(Stored records):
▶

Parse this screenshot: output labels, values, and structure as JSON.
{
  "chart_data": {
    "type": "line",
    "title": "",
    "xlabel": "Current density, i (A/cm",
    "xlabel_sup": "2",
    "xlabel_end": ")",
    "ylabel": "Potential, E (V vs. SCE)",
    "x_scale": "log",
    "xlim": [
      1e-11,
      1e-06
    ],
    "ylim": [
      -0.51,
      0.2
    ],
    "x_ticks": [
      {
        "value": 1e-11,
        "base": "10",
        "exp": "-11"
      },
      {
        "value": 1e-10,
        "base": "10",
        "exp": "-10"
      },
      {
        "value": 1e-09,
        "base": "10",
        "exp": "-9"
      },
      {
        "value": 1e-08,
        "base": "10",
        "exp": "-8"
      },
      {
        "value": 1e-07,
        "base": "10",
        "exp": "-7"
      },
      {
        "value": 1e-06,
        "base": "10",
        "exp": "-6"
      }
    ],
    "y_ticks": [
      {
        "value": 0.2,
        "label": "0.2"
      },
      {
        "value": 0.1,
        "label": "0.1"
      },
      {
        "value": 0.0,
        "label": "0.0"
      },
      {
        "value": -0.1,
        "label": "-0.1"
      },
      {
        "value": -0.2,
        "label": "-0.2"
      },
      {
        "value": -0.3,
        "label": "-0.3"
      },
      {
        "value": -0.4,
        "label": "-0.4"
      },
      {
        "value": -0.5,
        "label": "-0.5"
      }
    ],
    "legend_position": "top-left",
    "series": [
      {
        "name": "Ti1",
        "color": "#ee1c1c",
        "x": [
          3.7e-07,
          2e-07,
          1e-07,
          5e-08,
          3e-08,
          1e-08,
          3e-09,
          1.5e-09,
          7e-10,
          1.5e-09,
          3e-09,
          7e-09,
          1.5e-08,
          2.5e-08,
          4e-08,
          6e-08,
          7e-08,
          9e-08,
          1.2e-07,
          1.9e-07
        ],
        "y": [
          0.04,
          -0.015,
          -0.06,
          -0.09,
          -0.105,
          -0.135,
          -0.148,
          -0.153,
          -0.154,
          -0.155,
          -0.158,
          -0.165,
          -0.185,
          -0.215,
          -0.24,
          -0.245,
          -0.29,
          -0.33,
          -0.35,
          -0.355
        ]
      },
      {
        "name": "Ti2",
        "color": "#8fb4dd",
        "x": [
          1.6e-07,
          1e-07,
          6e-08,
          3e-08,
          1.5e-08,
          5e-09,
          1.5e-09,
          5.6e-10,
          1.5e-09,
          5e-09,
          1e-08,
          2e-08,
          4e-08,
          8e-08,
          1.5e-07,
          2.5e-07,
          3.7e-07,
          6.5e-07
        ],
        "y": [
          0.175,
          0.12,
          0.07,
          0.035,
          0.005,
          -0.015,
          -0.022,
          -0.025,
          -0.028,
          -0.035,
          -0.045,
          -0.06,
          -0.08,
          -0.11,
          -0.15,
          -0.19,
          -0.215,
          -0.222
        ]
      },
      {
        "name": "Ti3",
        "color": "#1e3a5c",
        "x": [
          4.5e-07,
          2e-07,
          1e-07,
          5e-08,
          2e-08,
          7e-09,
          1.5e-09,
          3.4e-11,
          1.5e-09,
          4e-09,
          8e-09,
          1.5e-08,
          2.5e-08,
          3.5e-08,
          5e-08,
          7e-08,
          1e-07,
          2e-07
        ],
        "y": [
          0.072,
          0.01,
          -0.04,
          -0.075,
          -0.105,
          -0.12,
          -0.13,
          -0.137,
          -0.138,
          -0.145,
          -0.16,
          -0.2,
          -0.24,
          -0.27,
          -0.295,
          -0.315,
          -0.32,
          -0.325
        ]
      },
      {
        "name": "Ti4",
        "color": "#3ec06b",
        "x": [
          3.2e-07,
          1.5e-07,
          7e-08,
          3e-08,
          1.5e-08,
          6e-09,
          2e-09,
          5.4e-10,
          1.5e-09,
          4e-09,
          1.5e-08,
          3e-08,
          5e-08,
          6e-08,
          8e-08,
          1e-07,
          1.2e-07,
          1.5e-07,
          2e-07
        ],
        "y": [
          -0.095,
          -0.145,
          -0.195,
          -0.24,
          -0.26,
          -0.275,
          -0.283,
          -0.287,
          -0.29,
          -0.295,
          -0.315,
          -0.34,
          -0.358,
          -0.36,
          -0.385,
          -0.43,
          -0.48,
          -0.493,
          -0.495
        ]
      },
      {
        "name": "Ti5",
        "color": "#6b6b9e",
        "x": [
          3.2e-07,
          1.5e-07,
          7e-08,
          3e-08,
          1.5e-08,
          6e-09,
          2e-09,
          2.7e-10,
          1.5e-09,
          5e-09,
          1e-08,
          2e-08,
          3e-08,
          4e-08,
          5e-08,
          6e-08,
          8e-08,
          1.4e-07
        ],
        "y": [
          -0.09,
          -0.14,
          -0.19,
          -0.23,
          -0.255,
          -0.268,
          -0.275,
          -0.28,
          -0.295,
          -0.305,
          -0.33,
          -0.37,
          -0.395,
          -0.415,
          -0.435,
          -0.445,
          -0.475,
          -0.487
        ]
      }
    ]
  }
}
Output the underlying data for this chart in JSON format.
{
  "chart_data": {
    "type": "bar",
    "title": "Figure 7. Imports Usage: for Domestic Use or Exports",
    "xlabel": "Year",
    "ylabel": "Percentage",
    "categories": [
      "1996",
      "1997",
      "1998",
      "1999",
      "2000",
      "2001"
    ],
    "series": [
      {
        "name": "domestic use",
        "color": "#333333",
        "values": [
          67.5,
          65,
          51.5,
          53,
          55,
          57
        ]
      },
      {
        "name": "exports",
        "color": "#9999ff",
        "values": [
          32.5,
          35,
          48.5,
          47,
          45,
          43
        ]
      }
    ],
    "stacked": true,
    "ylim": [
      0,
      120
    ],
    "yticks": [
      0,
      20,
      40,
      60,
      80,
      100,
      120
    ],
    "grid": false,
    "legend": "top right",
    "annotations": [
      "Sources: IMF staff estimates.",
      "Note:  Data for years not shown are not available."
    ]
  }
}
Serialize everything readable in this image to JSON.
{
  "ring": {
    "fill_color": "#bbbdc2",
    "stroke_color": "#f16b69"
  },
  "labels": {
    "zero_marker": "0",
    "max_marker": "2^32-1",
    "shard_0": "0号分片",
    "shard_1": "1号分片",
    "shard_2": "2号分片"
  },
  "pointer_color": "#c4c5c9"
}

◀

(Instruction): Produce an exact copy of all the records.

(In response):
Parse this screenshot: output labels, values, and structure as JSON.
{
  "chart_data": {
    "type": "line",
    "title": "",
    "xlabel": "Current density, i (A/cm",
    "xlabel_sup": "2",
    "xlabel_end": ")",
    "ylabel": "Potential, E (V vs. SCE)",
    "x_scale": "log",
    "xlim": [
      1e-11,
      1e-06
    ],
    "ylim": [
      -0.51,
      0.2
    ],
    "x_ticks": [
      {
        "value": 1e-11,
        "base": "10",
        "exp": "-11"
      },
      {
        "value": 1e-10,
        "base": "10",
        "exp": "-10"
      },
      {
        "value": 1e-09,
        "base": "10",
        "exp": "-9"
      },
      {
        "value": 1e-08,
        "base": "10",
        "exp": "-8"
      },
      {
        "value": 1e-07,
        "base": "10",
        "exp": "-7"
      },
      {
        "value": 1e-06,
        "base": "10",
        "exp": "-6"
      }
    ],
    "y_ticks": [
      {
        "value": 0.2,
        "label": "0.2"
      },
      {
        "value": 0.1,
        "label": "0.1"
      },
      {
        "value": 0.0,
        "label": "0.0"
      },
      {
        "value": -0.1,
        "label": "-0.1"
      },
      {
        "value": -0.2,
        "label": "-0.2"
      },
      {
        "value": -0.3,
        "label": "-0.3"
      },
      {
        "value": -0.4,
        "label": "-0.4"
      },
      {
        "value": -0.5,
        "label": "-0.5"
      }
    ],
    "legend_position": "top-left",
    "series": [
      {
        "name": "Ti1",
        "color": "#ee1c1c",
        "x": [
          3.7e-07,
          2e-07,
          1e-07,
          5e-08,
          3e-08,
          1e-08,
          3e-09,
          1.5e-09,
          7e-10,
          1.5e-09,
          3e-09,
          7e-09,
          1.5e-08,
          2.5e-08,
          4e-08,
          6e-08,
          7e-08,
          9e-08,
          1.2e-07,
          1.9e-07
        ],
        "y": [
          0.04,
          -0.015,
          -0.06,
          -0.09,
          -0.105,
          -0.135,
          -0.148,
          -0.153,
          -0.154,
          -0.155,
          -0.158,
          -0.165,
          -0.185,
          -0.215,
          -0.24,
          -0.245,
          -0.29,
          -0.33,
          -0.35,
          -0.355
        ]
      },
      {
        "name": "Ti2",
        "color": "#8fb4dd",
        "x": [
          1.6e-07,
          1e-07,
          6e-08,
          3e-08,
          1.5e-08,
          5e-09,
          1.5e-09,
          5.6e-10,
          1.5e-09,
          5e-09,
          1e-08,
          2e-08,
          4e-08,
          8e-08,
          1.5e-07,
          2.5e-07,
          3.7e-07,
          6.5e-07
        ],
        "y": [
          0.175,
          0.12,
          0.07,
          0.035,
          0.005,
          -0.015,
          -0.022,
          -0.025,
          -0.028,
          -0.035,
          -0.045,
          -0.06,
          -0.08,
          -0.11,
          -0.15,
          -0.19,
          -0.215,
          -0.222
        ]
      },
      {
        "name": "Ti3",
        "color": "#1e3a5c",
        "x": [
          4.5e-07,
          2e-07,
          1e-07,
          5e-08,
          2e-08,
          7e-09,
          1.5e-09,
          3.4e-11,
          1.5e-09,
          4e-09,
          8e-09,
          1.5e-08,
          2.5e-08,
          3.5e-08,
          5e-08,
          7e-08,
          1e-07,
          2e-07
        ],
        "y": [
          0.072,
          0.01,
          -0.04,
          -0.075,
          -0.105,
          -0.12,
          -0.13,
          -0.137,
          -0.138,
          -0.145,
          -0.16,
          -0.2,
          -0.24,
          -0.27,
          -0.295,
          -0.315,
          -0.32,
          -0.325
        ]
      },
      {
        "name": "Ti4",
        "color": "#3ec06b",
        "x": [
          3.2e-07,
          1.5e-07,
          7e-08,
          3e-08,
          1.5e-08,
          6e-09,
          2e-09,
          5.4e-10,
          1.5e-09,
          4e-09,
          1.5e-08,
          3e-08,
          5e-08,
          6e-08,
          8e-08,
          1e-07,
          1.2e-07,
          1.5e-07,
          2e-07
        ],
        "y": [
          -0.095,
          -0.145,
          -0.195,
          -0.24,
          -0.26,
          -0.275,
          -0.283,
          -0.287,
          -0.29,
          -0.295,
          -0.315,
          -0.34,
          -0.358,
          -0.36,
          -0.385,
          -0.43,
          -0.48,
          -0.493,
          -0.495
        ]
      },
      {
        "name": "Ti5",
        "color": "#6b6b9e",
        "x": [
          3.2e-07,
          1.5e-07,
          7e-08,
          3e-08,
          1.5e-08,
          6e-09,
          2e-09,
          2.7e-10,
          1.5e-09,
          5e-09,
          1e-08,
          2e-08,
          3e-08,
          4e-08,
          5e-08,
          6e-08,
          8e-08,
          1.4e-07
        ],
        "y": [
          -0.09,
          -0.14,
          -0.19,
          -0.23,
          -0.255,
          -0.268,
          -0.275,
          -0.28,
          -0.295,
          -0.305,
          -0.33,
          -0.37,
          -0.395,
          -0.415,
          -0.435,
          -0.445,
          -0.475,
          -0.487
        ]
      }
    ]
  }
}
Output the underlying data for this chart in JSON format.
{
  "chart_data": {
    "type": "bar",
    "title": "Figure 7. Imports Usage: for Domestic Use or Exports",
    "xlabel": "Year",
    "ylabel": "Percentage",
    "categories": [
      "1996",
      "1997",
      "1998",
      "1999",
      "2000",
      "2001"
    ],
    "series": [
      {
        "name": "domestic use",
        "color": "#333333",
        "values": [
          67.5,
          65,
          51.5,
          53,
          55,
          57
        ]
      },
      {
        "name": "exports",
        "color": "#9999ff",
        "values": [
          32.5,
          35,
          48.5,
          47,
          45,
          43
        ]
      }
    ],
    "stacked": true,
    "ylim": [
      0,
      120
    ],
    "yticks": [
      0,
      20,
      40,
      60,
      80,
      100,
      120
    ],
    "grid": false,
    "legend": "top right",
    "annotations": [
      "Sources: IMF staff estimates.",
      "Note:  Data for years not shown are not available."
    ]
  }
}
Serialize everything readable in this image to JSON.
{
  "ring": {
    "fill_color": "#bbbdc2",
    "stroke_color": "#f16b69"
  },
  "labels": {
    "zero_marker": "0",
    "max_marker": "2^32-1",
    "shard_0": "0号分片",
    "shard_1": "1号分片",
    "shard_2": "2号分片"
  },
  "pointer_color": "#c4c5c9"
}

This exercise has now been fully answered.